Source records
---*---

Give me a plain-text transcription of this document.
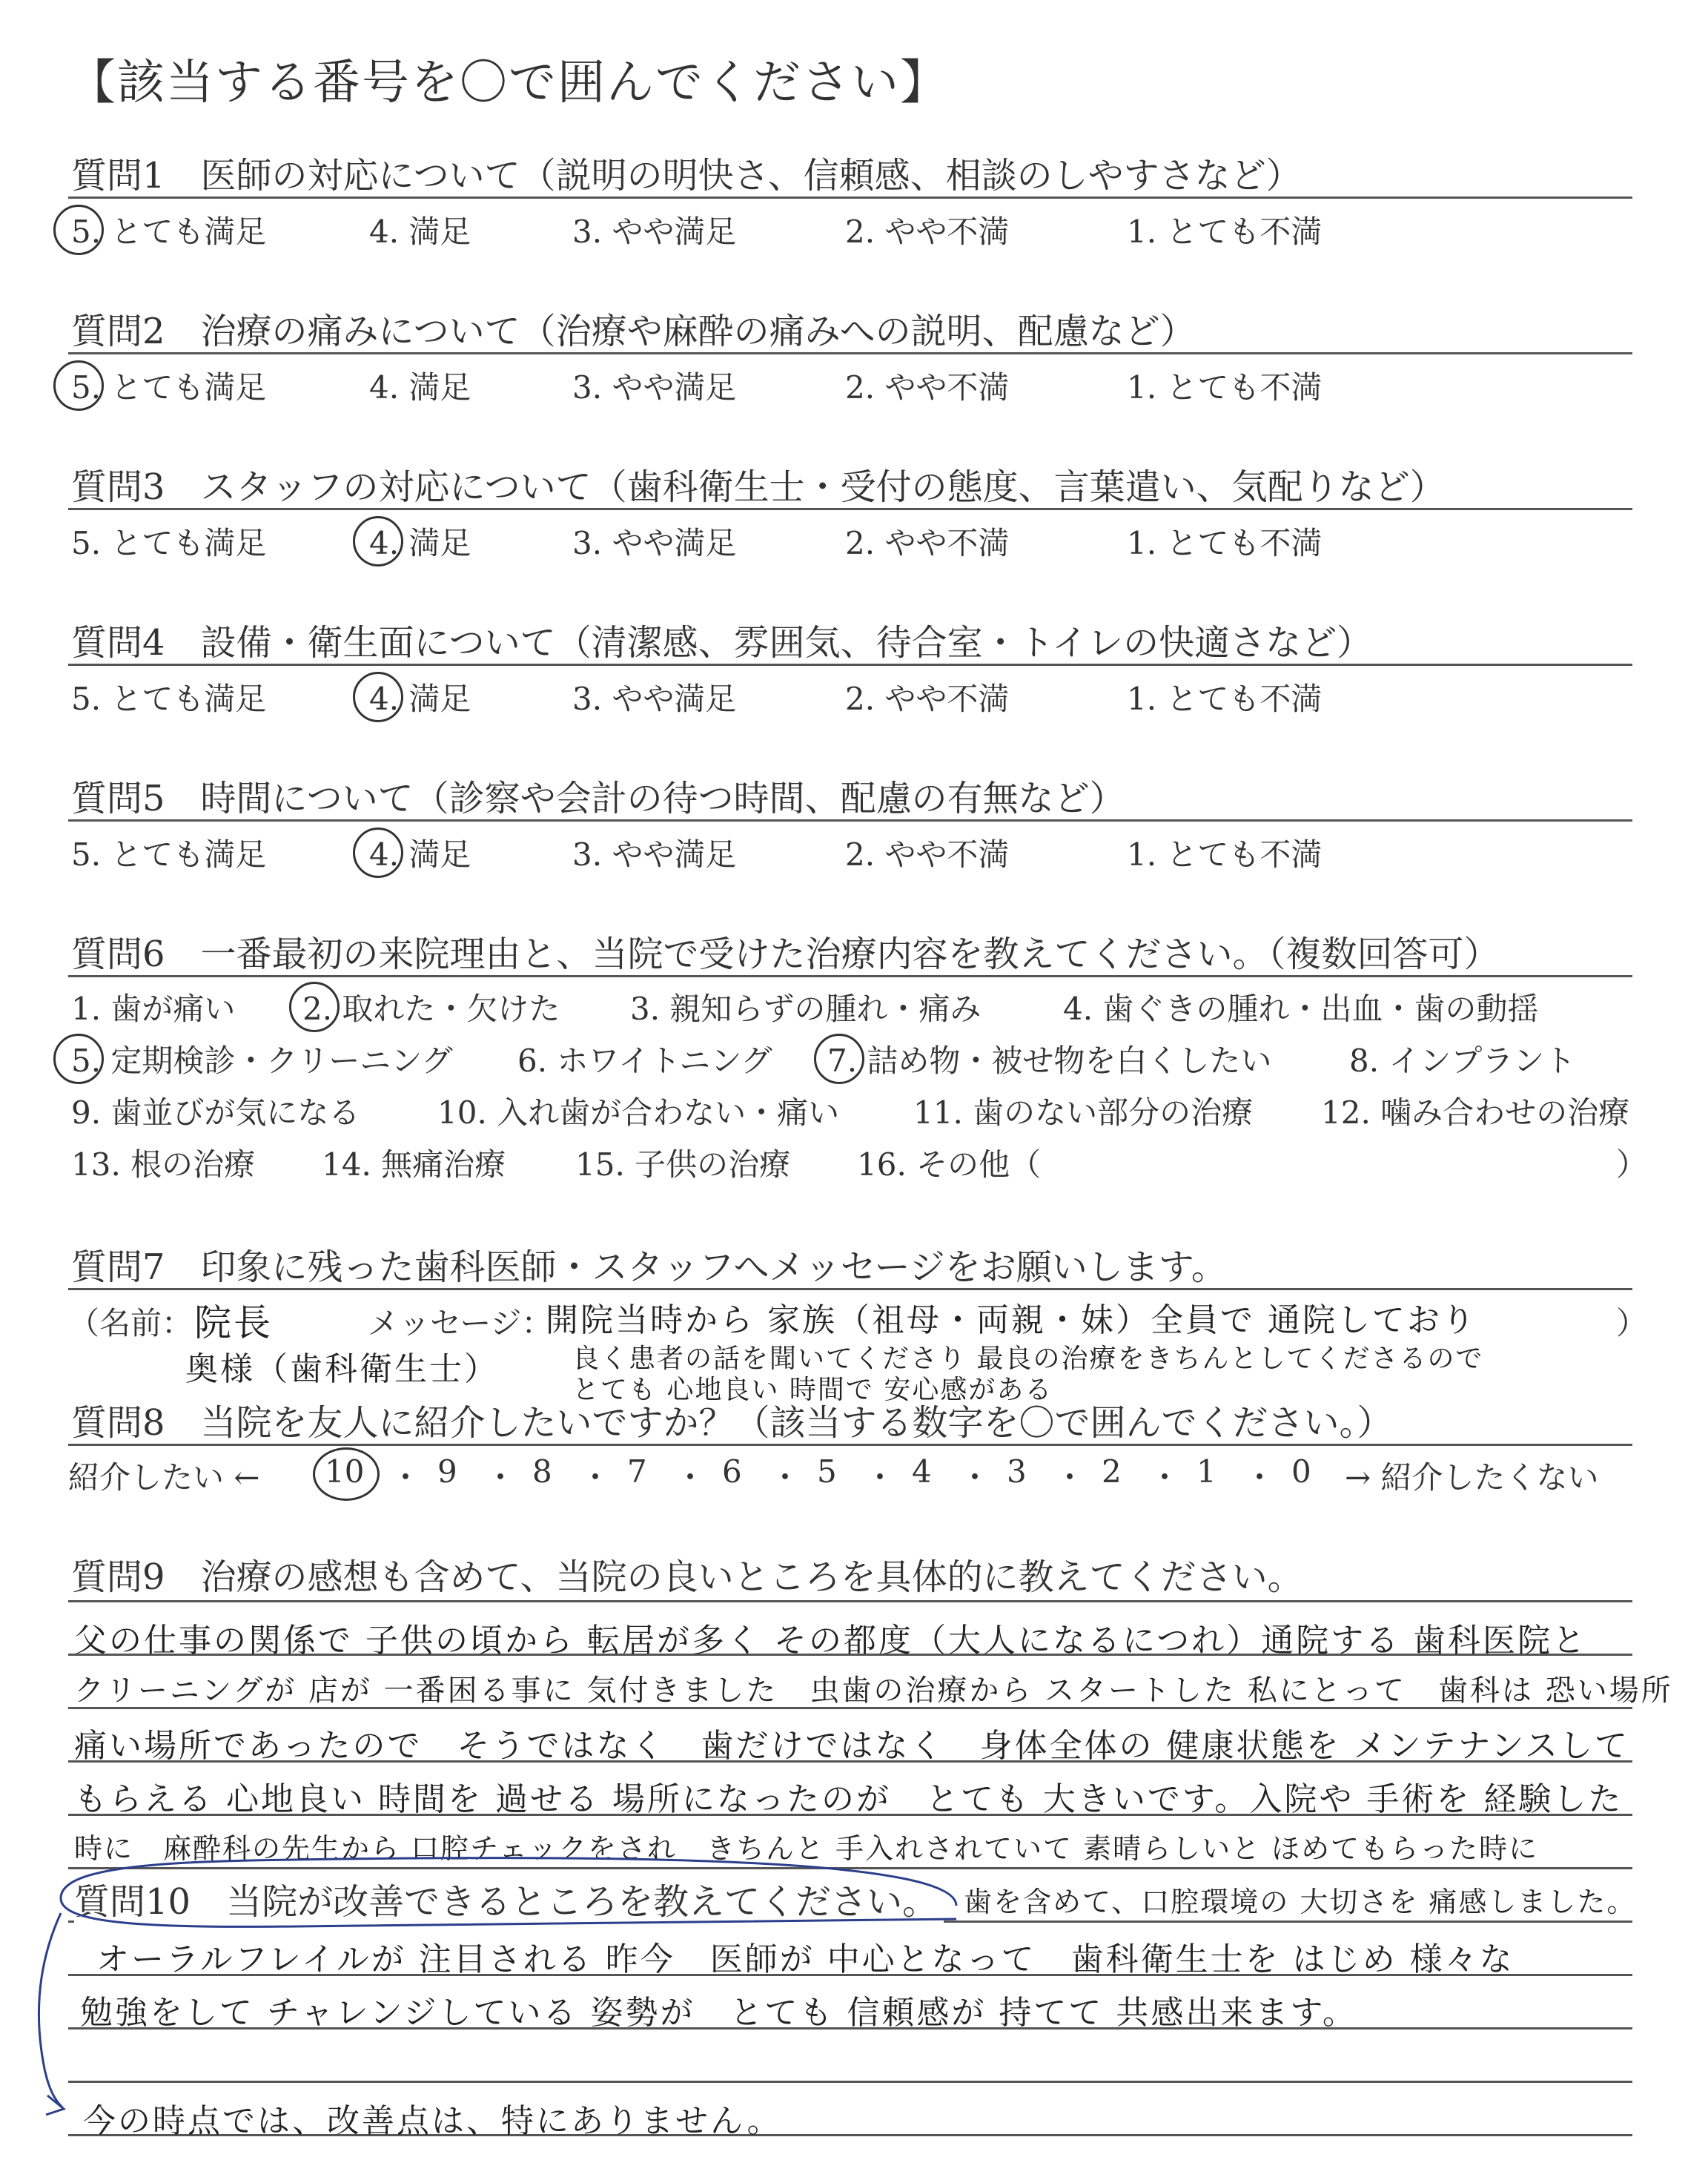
【該当する番号を〇で囲んでください】
質問1　医師の対応について（説明の明快さ、信頼感、相談のしやすさなど）
5. とても満足	4. 満足	3. やや満足	2. やや不満	1. とても不満
質問2　治療の痛みについて（治療や麻酔の痛みへの説明、配慮など）
5. とても満足	4. 満足	3. やや満足	2. やや不満	1. とても不満
質問3　スタッフの対応について（歯科衛生士・受付の態度、言葉遣い、気配りなど）
5. とても満足	4. 満足	3. やや満足	2. やや不満	1. とても不満
質問4　設備・衛生面について（清潔感、雰囲気、待合室・トイレの快適さなど）
5. とても満足	4. 満足	3. やや満足	2. やや不満	1. とても不満
質問5　時間について（診察や会計の待つ時間、配慮の有無など）
5. とても満足	4. 満足	3. やや満足	2. やや不満	1. とても不満
質問6　一番最初の来院理由と、当院で受けた治療内容を教えてください。（複数回答可）
1. 歯が痛い 2. 取れた・欠けた 3. 親知らずの腫れ・痛み	4. 歯ぐきの腫れ・出血・歯の動揺
5. 定期検診・クリーニング 6. ホワイトニング 7. 詰め物・被せ物を白くしたい 8. インプラント
9. 歯並びが気になる 10. 入れ歯が合わない・痛い 11. 歯のない部分の治療 12. 噛み合わせの治療
13. 根の治療 14. 無痛治療 15. 子供の治療 16. その他（	）
質問7　印象に残った歯科医師・スタッフへメッセージをお願いします。
（名前：	メッセージ：	）
院長
奥様（歯科衛生士）
開院当時から 家族（祖母・両親・妹）全員で 通院しており
良く患者の話を聞いてくださり 最良の治療をきちんとしてくださるので
とても 心地良い 時間で 安心感がある
質問8　当院を友人に紹介したいですか？（該当する数字を〇で囲んでください。）
紹介したい ← 10 9 8 7 6 5 4 3 2 1 0
・ ・ ・ ・ ・ ・ ・ ・ ・ ・ → 紹介したくない
質問9　治療の感想も含めて、当院の良いところを具体的に教えてください。
父の仕事の関係で 子供の頃から 転居が多く その都度（大人になるにつれ）通院する 歯科医院と
クリーニングが 店が 一番困る事に 気付きました　虫歯の治療から スタートした 私にとって　歯科は 恐い場所
痛い場所であったので　そうではなく　歯だけではなく　身体全体の 健康状態を メンテナンスして
もらえる 心地良い 時間を 過せる 場所になったのが　とても 大きいです。入院や 手術を 経験した
時に　麻酔科の先生から 口腔チェックをされ　きちんと 手入れされていて 素晴らしいと ほめてもらった時に
歯を含めて、口腔環境の 大切さを 痛感しました。
オーラルフレイルが 注目される 昨今　医師が 中心となって　歯科衛生士を はじめ 様々な
勉強をして チャレンジしている 姿勢が　とても 信頼感が 持てて 共感出来ます。
質問10　当院が改善できるところを教えてください。
今の時点では、改善点は、特にありません。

---*---

Exercise instructions
Copy all of the entries verbatim, leaving out any pictures they contain.

Solution to this exercise
Give me a plain-text transcription of this document.
【該当する番号を〇で囲んでください】
質問1　医師の対応について（説明の明快さ、信頼感、相談のしやすさなど）
5. とても満足	4. 満足	3. やや満足	2. やや不満	1. とても不満
質問2　治療の痛みについて（治療や麻酔の痛みへの説明、配慮など）
5. とても満足	4. 満足	3. やや満足	2. やや不満	1. とても不満
質問3　スタッフの対応について（歯科衛生士・受付の態度、言葉遣い、気配りなど）
5. とても満足	4. 満足	3. やや満足	2. やや不満	1. とても不満
質問4　設備・衛生面について（清潔感、雰囲気、待合室・トイレの快適さなど）
5. とても満足	4. 満足	3. やや満足	2. やや不満	1. とても不満
質問5　時間について（診察や会計の待つ時間、配慮の有無など）
5. とても満足	4. 満足	3. やや満足	2. やや不満	1. とても不満
質問6　一番最初の来院理由と、当院で受けた治療内容を教えてください。（複数回答可）
1. 歯が痛い 2. 取れた・欠けた 3. 親知らずの腫れ・痛み	4. 歯ぐきの腫れ・出血・歯の動揺
5. 定期検診・クリーニング 6. ホワイトニング 7. 詰め物・被せ物を白くしたい 8. インプラント
9. 歯並びが気になる 10. 入れ歯が合わない・痛い 11. 歯のない部分の治療 12. 噛み合わせの治療
13. 根の治療 14. 無痛治療 15. 子供の治療 16. その他（	）
質問7　印象に残った歯科医師・スタッフへメッセージをお願いします。
（名前：	メッセージ：	）
院長
奥様（歯科衛生士）
開院当時から 家族（祖母・両親・妹）全員で 通院しており
良く患者の話を聞いてくださり 最良の治療をきちんとしてくださるので
とても 心地良い 時間で 安心感がある
質問8　当院を友人に紹介したいですか？（該当する数字を〇で囲んでください。）
紹介したい ← 10 9 8 7 6 5 4 3 2 1 0
・ ・ ・ ・ ・ ・ ・ ・ ・ ・ → 紹介したくない
質問9　治療の感想も含めて、当院の良いところを具体的に教えてください。
父の仕事の関係で 子供の頃から 転居が多く その都度（大人になるにつれ）通院する 歯科医院と
クリーニングが 店が 一番困る事に 気付きました　虫歯の治療から スタートした 私にとって　歯科は 恐い場所
痛い場所であったので　そうではなく　歯だけではなく　身体全体の 健康状態を メンテナンスして
もらえる 心地良い 時間を 過せる 場所になったのが　とても 大きいです。入院や 手術を 経験した
時に　麻酔科の先生から 口腔チェックをされ　きちんと 手入れされていて 素晴らしいと ほめてもらった時に
歯を含めて、口腔環境の 大切さを 痛感しました。
オーラルフレイルが 注目される 昨今　医師が 中心となって　歯科衛生士を はじめ 様々な
勉強をして チャレンジしている 姿勢が　とても 信頼感が 持てて 共感出来ます。
質問10　当院が改善できるところを教えてください。
今の時点では、改善点は、特にありません。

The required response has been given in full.